_WHAT TO DO_.
Locate each line in the records containing "Central". Copy it.
— start of DATASET CONTENT —
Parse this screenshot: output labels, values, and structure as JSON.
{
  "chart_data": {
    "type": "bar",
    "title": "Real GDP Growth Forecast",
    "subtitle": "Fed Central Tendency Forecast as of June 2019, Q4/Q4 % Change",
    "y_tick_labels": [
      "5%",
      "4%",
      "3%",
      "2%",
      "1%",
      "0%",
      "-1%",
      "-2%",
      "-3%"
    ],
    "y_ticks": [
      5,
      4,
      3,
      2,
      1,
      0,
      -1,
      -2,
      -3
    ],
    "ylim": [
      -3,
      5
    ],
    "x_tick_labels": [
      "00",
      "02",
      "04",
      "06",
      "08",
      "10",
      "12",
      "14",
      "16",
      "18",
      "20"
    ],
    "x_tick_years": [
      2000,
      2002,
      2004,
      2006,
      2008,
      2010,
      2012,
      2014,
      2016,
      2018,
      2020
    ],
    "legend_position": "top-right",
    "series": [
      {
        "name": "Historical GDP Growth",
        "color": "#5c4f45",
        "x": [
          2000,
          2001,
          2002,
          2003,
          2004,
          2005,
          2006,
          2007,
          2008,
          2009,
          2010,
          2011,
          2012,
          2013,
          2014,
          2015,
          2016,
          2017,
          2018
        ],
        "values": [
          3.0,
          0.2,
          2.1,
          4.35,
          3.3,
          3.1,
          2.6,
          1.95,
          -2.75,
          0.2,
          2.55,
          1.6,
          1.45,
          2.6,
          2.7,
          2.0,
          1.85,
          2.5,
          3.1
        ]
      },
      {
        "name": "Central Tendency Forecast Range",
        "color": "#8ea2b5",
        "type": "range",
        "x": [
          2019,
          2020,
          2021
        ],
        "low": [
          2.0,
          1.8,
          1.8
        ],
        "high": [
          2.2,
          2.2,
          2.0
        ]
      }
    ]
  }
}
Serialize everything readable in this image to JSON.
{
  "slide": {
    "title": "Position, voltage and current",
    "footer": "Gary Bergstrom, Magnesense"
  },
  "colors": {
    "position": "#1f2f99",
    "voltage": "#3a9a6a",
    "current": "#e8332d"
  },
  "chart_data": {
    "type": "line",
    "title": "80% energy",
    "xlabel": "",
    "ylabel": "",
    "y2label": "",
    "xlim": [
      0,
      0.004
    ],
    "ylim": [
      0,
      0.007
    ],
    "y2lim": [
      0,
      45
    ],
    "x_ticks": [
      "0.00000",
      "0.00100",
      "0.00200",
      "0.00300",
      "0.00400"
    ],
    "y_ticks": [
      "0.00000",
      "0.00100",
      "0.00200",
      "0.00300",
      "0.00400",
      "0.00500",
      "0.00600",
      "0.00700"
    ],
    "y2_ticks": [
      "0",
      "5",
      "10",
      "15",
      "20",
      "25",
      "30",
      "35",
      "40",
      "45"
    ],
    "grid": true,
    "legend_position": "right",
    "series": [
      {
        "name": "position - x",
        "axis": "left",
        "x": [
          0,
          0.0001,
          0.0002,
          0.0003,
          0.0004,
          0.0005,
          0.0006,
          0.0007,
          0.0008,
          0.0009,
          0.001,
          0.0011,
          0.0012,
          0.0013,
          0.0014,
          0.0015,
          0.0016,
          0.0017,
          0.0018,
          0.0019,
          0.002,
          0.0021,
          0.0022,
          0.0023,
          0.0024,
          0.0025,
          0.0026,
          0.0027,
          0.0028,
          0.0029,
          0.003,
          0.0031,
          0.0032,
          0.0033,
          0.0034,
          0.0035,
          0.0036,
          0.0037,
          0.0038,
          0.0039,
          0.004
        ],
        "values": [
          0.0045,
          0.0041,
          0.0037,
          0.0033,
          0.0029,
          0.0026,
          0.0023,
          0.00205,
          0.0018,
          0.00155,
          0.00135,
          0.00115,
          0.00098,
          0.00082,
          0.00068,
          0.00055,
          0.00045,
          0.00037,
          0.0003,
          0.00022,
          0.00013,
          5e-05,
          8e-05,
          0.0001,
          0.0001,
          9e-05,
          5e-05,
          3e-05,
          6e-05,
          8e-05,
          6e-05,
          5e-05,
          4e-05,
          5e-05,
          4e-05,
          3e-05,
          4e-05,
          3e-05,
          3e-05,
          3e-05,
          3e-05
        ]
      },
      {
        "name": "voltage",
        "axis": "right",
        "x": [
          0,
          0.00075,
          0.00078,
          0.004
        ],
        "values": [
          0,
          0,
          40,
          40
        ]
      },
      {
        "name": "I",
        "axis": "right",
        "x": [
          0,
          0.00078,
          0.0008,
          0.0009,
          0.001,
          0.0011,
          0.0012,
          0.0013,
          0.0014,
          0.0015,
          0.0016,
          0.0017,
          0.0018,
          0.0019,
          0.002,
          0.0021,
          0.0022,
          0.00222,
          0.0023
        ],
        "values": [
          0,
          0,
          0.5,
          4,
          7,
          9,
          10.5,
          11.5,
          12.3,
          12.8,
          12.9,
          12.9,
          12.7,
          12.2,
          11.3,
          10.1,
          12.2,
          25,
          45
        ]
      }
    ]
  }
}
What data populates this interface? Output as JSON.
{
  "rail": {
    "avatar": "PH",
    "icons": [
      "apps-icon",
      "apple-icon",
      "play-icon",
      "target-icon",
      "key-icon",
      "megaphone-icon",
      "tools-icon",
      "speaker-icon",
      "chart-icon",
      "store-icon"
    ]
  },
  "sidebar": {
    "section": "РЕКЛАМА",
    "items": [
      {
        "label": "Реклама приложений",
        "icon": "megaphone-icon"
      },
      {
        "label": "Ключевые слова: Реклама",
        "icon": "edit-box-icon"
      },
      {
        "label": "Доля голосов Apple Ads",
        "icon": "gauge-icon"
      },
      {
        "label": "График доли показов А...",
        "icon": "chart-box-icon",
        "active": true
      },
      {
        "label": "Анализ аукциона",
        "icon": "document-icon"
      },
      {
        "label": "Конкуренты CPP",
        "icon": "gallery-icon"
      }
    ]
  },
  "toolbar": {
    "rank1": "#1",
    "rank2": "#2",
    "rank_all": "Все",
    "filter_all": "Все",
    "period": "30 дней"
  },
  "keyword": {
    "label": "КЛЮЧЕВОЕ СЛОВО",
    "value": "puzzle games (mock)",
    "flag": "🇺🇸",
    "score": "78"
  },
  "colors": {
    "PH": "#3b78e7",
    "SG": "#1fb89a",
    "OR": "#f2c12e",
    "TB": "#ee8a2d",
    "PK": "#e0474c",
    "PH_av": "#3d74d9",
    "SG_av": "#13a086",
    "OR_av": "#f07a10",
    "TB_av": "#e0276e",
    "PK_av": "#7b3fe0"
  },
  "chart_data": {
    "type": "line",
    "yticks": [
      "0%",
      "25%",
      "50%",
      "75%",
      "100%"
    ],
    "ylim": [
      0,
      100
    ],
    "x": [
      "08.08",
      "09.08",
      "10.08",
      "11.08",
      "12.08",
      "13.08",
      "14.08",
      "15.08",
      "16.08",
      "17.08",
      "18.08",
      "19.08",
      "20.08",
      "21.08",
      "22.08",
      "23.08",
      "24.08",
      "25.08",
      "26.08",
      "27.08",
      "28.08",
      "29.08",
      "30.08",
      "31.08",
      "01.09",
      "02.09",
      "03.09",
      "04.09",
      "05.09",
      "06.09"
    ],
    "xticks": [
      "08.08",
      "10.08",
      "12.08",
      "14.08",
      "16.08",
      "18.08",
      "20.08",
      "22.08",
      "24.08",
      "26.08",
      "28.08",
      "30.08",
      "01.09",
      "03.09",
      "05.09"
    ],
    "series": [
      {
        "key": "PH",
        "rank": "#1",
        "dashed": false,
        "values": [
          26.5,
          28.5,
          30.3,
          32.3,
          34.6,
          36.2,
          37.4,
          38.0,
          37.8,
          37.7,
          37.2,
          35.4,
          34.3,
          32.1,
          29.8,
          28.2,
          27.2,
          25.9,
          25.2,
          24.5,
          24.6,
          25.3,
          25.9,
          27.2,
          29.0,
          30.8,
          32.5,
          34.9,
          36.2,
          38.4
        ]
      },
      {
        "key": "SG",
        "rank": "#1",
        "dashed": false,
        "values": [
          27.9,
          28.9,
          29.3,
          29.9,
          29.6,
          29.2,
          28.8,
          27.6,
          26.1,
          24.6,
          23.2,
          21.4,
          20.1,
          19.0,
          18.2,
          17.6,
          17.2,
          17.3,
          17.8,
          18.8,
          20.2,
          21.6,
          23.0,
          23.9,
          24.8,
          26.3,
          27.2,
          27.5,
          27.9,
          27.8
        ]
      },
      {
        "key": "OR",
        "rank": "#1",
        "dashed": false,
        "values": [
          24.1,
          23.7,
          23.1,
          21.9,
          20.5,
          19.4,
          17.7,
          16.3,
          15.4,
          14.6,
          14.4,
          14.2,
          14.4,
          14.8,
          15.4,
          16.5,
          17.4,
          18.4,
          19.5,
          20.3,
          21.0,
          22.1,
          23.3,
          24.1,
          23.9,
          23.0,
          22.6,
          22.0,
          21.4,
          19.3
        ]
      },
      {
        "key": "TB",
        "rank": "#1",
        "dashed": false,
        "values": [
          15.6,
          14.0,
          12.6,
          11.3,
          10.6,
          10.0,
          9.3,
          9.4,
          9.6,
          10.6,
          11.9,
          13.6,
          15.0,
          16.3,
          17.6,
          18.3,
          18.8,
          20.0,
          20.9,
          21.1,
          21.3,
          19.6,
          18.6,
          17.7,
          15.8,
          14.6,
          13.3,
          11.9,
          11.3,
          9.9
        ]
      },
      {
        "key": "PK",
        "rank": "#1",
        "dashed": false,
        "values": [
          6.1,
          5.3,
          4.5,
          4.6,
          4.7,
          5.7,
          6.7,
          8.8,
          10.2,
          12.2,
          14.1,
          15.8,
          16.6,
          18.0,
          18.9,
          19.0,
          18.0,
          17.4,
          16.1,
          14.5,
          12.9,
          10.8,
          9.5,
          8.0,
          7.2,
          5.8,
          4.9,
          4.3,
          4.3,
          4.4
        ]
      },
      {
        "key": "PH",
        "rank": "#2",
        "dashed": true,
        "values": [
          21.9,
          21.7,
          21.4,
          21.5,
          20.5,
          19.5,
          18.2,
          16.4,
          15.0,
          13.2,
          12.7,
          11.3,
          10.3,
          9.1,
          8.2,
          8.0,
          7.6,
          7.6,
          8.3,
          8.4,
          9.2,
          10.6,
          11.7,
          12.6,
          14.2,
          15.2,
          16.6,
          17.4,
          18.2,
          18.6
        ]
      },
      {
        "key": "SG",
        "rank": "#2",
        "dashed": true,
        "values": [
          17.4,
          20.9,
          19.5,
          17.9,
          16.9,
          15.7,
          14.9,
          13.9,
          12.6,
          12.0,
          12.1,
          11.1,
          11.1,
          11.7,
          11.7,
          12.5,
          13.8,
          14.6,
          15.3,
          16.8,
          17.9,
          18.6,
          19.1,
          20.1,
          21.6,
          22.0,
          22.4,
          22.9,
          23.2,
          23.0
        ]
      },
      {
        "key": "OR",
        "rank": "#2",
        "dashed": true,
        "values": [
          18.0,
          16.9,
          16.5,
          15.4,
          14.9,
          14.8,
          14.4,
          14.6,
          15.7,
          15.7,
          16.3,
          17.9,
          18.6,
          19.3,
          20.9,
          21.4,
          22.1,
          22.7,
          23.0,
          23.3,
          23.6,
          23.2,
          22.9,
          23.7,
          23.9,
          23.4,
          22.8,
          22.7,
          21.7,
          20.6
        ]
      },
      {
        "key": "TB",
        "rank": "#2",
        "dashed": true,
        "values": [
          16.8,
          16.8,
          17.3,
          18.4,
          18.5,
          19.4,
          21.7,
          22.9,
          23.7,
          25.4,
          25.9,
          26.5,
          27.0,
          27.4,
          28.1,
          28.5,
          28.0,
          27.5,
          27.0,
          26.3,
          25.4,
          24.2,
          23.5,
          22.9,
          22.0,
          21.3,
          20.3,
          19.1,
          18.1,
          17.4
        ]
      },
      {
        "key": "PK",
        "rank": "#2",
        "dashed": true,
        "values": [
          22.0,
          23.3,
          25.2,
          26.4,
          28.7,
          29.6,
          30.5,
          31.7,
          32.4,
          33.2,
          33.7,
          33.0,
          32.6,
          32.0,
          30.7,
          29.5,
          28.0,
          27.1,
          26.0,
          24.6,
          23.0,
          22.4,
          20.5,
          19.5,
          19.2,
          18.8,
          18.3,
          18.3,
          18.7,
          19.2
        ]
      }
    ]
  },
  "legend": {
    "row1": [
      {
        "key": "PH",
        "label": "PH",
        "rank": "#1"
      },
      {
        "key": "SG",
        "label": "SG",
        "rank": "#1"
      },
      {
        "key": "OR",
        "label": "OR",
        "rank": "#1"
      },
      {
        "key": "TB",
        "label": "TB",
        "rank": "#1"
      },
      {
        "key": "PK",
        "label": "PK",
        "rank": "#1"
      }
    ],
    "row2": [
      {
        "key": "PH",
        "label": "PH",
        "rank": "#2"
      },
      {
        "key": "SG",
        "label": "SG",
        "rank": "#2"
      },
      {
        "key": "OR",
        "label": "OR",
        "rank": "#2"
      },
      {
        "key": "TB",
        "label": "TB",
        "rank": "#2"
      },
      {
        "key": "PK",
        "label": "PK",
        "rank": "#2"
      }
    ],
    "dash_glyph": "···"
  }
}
— end of DATASET CONTENT —
_THE RESULT_.
    "subtitle": "Fed Central Tendency Forecast as of June 2019, Q4/Q4 % Change",
        "name": "Central Tendency Forecast Range",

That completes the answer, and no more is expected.